── Supplied material
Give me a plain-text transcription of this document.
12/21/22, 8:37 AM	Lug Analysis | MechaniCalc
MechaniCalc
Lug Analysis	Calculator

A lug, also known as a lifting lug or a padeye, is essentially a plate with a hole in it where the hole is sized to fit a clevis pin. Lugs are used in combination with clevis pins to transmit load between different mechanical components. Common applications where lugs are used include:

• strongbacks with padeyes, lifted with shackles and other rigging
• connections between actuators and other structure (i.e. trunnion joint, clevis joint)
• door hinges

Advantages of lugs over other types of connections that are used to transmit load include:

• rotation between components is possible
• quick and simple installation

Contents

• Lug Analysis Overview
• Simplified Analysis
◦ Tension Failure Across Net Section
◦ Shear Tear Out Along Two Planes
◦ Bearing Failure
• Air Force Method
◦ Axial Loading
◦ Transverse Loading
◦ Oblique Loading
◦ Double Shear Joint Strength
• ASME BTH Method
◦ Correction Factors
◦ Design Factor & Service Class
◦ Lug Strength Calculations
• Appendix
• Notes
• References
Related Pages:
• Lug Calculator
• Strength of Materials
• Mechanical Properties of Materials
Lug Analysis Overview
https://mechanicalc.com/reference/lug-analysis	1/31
────
■ Exercise task
Transcribe the full listing above without leaving anything out.

■ Task answer
Give me a plain-text transcription of this document.
12/21/22, 8:37 AM	Lug Analysis | MechaniCalc
MechaniCalc
Lug Analysis	Calculator

A lug, also known as a lifting lug or a padeye, is essentially a plate with a hole in it where the hole is sized to fit a clevis pin. Lugs are used in combination with clevis pins to transmit load between different mechanical components. Common applications where lugs are used include:

• strongbacks with padeyes, lifted with shackles and other rigging
• connections between actuators and other structure (i.e. trunnion joint, clevis joint)
• door hinges

Advantages of lugs over other types of connections that are used to transmit load include:

• rotation between components is possible
• quick and simple installation

Contents

• Lug Analysis Overview
• Simplified Analysis
◦ Tension Failure Across Net Section
◦ Shear Tear Out Along Two Planes
◦ Bearing Failure
• Air Force Method
◦ Axial Loading
◦ Transverse Loading
◦ Oblique Loading
◦ Double Shear Joint Strength
• ASME BTH Method
◦ Correction Factors
◦ Design Factor & Service Class
◦ Lug Strength Calculations
• Appendix
• Notes
• References
Related Pages:
• Lug Calculator
• Strength of Materials
• Mechanical Properties of Materials
Lug Analysis Overview
https://mechanicalc.com/reference/lug-analysis	1/31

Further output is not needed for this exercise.